Exercise aim>
Find the string "Dedicated" in the data, then copy every line where it is found.

== Material shown

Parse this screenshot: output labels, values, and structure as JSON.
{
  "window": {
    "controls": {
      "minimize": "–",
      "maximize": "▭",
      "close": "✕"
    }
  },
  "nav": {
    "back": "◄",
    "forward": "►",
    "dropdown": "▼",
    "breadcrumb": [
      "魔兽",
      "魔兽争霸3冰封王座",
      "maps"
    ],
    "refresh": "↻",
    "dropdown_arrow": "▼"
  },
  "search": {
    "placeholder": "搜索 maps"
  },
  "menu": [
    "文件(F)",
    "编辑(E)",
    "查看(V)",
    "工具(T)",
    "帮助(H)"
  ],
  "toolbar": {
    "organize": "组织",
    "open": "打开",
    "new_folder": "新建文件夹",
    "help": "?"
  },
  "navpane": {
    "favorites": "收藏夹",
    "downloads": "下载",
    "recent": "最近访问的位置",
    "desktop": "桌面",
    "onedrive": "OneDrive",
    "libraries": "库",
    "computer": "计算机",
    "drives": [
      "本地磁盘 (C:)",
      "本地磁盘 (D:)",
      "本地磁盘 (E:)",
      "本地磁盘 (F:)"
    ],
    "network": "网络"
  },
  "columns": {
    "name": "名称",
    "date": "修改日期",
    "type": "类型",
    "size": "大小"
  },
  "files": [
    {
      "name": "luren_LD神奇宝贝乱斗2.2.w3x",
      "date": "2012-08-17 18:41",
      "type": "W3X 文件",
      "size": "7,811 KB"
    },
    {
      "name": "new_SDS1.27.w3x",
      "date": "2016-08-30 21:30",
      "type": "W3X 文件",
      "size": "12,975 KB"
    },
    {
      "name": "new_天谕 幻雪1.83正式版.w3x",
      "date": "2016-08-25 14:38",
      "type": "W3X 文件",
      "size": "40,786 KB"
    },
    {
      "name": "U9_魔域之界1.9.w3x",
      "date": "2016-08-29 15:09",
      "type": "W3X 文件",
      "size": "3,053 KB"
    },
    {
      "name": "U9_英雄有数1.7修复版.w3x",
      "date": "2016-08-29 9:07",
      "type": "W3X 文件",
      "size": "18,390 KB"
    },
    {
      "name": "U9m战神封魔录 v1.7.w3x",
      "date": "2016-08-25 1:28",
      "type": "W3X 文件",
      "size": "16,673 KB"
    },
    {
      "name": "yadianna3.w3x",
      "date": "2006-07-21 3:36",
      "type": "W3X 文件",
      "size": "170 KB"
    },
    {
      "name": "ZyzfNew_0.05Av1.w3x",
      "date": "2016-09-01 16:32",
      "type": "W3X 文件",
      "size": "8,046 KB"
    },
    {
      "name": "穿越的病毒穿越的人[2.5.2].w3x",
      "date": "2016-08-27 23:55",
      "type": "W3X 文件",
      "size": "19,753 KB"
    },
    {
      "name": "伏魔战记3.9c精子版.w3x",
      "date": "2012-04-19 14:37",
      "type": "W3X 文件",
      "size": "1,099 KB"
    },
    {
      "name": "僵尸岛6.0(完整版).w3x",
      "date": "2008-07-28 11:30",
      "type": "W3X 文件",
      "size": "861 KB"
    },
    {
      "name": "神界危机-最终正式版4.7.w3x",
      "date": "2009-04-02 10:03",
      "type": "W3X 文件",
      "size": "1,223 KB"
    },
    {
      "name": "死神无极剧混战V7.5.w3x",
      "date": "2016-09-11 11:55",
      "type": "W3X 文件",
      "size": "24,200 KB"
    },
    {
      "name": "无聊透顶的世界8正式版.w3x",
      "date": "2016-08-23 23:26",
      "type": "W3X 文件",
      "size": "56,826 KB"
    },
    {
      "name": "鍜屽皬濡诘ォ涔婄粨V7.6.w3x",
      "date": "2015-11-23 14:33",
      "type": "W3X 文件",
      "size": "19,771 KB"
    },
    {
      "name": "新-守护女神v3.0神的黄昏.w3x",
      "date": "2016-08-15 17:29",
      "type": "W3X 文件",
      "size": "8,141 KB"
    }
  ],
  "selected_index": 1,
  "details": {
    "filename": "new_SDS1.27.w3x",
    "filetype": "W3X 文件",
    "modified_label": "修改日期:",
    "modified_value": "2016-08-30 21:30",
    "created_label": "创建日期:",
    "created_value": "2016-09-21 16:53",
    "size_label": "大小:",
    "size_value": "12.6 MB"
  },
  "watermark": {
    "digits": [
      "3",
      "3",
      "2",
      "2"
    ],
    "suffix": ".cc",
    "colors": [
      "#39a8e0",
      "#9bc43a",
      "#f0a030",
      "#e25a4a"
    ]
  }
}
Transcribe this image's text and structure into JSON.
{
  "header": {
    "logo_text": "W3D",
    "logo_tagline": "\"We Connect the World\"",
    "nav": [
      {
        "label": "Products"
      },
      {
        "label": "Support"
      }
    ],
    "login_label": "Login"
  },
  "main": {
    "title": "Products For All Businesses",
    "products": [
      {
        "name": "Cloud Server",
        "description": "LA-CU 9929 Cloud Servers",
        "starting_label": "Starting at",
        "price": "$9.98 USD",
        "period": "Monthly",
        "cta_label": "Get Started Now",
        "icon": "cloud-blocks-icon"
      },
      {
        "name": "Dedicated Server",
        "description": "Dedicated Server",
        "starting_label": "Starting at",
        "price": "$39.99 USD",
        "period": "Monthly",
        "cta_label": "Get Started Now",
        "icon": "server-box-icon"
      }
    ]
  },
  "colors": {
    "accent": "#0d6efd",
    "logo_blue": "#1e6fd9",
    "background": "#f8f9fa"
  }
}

====

Full response>
        "name": "Dedicated Server",
        "description": "Dedicated Server",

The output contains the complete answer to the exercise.